[Excerpt provided — start]
I do actually agree with you. However, it doesn't always mean that a lower priced mount is of lesser quality.

Conversely, simply because a taxidermist is higher priced doesn't mean that thier work is superior.

The proof is in the pudding, so to speak.


----------



## Trophy Specialist

Blaze said:


> I do actually agree with you. However, it doesn't always mean that a lower priced mount is of lesser quality.
> 
> Conversely, simply because a taxidermist is higher priced doesn't mean that thier work is superior.
> 
> The proof is in the pudding, so to speak.


 the the vast majority of times though the cheaper the mount the poorer the quality.


----------



## Blaze

Trophy Specialist said:


> the the vast majority of times though the cheaper the mount the poorer the quality.


This is true.


----------



## ryan-b

I’ve actually redone fish for folks who cost more then me. 
My fees are as follows
Warmwater skin 16 per
Coldwater skin 18
Replicas 20. 
I get told by other taxis out of our state that I’m crazy for the amount of work I put and only charging what I charge. Michigan is tough. There are so many taxidermists. Many doing very sub par work but Michigan also has more former and current and national and world champions then any state.
[Excerpt provided — finish]
== Tasks and exercises ==
[a] Answer these questions from the forum thread on taxidermy prices:
(i) What fee does ryan-b list for replicas?
(ii) According to Trophy Specialist, what is usually true of the cheaper mounts?
(iii) Which state does ryan-b say has so many taxidermists?
[b] Please duplicate the stretch of the forum thread from "I get told by" through "then any state.".
[Dataset excerpts — start]
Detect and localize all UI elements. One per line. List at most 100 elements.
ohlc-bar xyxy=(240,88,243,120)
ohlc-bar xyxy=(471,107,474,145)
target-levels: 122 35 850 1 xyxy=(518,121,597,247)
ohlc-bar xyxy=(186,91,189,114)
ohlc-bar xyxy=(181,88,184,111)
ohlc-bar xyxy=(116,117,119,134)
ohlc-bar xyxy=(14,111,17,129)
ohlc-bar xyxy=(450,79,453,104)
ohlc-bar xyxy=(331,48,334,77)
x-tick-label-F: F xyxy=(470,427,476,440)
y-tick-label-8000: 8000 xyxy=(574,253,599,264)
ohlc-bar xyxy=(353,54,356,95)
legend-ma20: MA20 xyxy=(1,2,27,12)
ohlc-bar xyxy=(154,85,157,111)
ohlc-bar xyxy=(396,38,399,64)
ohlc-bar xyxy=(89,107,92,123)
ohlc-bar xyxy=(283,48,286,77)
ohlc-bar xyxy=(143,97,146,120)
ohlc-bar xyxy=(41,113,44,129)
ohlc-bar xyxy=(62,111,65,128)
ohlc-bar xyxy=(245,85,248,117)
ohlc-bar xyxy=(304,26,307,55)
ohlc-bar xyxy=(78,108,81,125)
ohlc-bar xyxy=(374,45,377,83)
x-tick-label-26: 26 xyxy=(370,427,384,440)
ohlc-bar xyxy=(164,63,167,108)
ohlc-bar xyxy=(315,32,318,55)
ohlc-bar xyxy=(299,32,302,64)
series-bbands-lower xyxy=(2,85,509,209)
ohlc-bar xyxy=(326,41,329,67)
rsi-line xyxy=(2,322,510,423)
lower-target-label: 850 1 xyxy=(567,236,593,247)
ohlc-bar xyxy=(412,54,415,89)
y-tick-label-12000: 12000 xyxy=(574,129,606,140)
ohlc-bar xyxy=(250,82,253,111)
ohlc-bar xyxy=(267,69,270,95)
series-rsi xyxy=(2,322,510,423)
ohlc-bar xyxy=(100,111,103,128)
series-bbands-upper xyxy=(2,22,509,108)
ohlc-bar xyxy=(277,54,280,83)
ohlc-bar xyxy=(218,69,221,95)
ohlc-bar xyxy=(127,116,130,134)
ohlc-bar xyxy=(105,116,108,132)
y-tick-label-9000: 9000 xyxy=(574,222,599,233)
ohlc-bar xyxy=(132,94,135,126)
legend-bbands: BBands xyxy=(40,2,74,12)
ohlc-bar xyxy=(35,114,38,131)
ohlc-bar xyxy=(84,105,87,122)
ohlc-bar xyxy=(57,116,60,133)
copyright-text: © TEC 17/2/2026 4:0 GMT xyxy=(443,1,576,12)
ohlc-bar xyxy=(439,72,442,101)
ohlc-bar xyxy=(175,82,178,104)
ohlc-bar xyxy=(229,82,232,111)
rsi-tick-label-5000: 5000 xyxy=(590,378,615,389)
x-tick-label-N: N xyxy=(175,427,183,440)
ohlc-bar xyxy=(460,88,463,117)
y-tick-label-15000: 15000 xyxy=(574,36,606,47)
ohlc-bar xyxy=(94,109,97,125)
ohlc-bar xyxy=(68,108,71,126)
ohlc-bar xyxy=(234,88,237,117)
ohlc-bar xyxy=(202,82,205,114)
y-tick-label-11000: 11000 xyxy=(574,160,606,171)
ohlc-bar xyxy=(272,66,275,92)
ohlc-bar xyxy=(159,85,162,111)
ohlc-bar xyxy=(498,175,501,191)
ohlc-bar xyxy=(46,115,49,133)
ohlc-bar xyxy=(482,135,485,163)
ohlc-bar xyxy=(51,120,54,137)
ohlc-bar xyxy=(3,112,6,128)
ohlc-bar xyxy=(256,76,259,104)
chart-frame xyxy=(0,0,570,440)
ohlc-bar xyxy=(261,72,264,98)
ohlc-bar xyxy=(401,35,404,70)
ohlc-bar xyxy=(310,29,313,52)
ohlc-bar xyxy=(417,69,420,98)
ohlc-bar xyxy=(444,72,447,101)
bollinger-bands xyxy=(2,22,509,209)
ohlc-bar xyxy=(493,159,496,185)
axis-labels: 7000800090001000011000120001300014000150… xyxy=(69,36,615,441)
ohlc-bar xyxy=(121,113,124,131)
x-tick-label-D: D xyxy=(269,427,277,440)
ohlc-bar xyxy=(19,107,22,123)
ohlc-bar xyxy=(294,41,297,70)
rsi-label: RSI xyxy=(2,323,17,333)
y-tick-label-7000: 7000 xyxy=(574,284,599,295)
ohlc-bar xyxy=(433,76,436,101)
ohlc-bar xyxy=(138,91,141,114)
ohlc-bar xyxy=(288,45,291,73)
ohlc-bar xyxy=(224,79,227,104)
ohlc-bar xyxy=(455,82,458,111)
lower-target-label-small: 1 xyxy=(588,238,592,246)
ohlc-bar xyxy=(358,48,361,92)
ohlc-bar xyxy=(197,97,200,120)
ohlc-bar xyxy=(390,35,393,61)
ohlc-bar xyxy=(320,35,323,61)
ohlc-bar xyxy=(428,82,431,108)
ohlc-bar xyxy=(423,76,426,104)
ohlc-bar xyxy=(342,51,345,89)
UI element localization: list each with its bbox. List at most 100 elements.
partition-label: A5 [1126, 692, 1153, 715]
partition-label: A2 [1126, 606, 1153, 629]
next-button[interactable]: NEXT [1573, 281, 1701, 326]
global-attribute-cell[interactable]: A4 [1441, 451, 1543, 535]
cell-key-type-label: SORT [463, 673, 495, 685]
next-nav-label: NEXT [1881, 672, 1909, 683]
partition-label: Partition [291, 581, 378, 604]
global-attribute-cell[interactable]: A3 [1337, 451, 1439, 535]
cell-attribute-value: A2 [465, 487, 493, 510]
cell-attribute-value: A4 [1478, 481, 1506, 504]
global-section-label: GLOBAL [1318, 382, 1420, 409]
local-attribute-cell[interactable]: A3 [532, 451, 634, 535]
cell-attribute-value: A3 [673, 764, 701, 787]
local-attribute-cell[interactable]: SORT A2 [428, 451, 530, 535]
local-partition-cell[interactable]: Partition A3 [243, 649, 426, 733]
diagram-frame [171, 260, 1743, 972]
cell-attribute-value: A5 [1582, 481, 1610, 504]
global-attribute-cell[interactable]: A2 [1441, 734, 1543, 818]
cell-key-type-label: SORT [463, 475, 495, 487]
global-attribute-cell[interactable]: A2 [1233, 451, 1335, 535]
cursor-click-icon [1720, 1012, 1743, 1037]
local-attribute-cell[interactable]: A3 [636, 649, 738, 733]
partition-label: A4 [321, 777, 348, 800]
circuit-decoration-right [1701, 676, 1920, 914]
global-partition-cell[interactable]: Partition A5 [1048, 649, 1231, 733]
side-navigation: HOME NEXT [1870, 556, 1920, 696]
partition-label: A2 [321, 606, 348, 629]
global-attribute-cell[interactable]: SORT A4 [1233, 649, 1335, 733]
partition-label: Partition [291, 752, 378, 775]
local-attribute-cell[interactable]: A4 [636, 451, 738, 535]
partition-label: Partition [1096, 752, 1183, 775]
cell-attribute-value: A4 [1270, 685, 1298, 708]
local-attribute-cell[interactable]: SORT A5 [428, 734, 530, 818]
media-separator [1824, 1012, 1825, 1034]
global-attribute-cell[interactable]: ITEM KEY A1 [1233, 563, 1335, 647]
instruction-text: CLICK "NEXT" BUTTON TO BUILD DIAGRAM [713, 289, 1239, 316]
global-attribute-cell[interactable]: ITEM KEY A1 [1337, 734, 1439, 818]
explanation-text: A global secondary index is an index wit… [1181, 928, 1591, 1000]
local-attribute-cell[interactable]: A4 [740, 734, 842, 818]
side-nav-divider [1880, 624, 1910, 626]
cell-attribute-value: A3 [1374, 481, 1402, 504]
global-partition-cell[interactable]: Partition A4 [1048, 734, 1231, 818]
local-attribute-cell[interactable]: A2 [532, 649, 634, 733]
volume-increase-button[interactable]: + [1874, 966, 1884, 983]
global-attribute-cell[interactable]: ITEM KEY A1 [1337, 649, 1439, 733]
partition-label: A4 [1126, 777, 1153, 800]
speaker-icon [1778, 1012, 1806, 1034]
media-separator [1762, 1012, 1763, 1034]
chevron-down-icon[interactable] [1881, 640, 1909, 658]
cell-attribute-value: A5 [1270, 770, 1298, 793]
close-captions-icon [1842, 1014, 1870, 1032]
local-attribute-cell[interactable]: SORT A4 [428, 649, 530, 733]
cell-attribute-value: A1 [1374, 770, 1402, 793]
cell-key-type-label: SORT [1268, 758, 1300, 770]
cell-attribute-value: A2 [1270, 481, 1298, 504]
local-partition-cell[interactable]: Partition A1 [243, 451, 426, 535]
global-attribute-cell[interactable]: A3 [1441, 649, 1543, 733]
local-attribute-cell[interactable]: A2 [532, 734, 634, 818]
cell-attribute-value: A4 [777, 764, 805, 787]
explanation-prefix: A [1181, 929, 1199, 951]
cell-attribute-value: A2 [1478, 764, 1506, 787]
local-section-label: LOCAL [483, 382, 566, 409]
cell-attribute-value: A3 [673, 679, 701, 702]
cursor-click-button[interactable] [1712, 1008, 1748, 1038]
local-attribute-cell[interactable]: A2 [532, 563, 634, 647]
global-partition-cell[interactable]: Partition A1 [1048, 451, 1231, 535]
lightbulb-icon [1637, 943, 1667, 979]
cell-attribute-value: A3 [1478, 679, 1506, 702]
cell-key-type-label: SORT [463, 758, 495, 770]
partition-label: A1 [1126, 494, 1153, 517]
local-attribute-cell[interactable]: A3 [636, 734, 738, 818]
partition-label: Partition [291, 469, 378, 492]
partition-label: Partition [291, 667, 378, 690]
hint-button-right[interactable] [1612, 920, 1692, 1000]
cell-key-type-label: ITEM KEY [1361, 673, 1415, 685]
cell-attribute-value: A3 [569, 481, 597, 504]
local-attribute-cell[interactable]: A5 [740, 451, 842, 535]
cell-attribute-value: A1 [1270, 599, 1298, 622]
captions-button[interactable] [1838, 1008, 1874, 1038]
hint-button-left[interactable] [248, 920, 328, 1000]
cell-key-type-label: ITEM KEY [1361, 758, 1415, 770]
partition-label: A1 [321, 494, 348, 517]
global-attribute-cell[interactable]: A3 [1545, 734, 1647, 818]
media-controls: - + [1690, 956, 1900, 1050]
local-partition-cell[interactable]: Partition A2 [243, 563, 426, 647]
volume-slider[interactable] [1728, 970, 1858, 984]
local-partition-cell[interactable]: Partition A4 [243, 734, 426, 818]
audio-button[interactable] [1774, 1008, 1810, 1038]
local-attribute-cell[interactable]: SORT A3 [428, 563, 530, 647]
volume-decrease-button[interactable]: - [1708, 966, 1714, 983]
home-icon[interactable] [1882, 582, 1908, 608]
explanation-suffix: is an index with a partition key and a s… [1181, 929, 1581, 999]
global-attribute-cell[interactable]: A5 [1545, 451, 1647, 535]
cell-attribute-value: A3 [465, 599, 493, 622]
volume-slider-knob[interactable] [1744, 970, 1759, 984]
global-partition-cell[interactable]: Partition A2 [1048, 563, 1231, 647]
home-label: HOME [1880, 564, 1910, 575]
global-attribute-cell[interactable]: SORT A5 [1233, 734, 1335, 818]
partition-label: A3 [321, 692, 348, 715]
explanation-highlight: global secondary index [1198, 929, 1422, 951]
[Dataset excerpts — finish]
== Solutions ==
[a]
(i) 20
(ii) The cheaper the mount, the poorer the quality.
(iii) Michigan

[b]
I get told by other taxis out of our state that I’m crazy for the amount of work I put and only charging what I charge. Michigan is tough. There are so many taxidermists. Many doing very sub par work but Michigan also has more former and current and national and world champions then any state.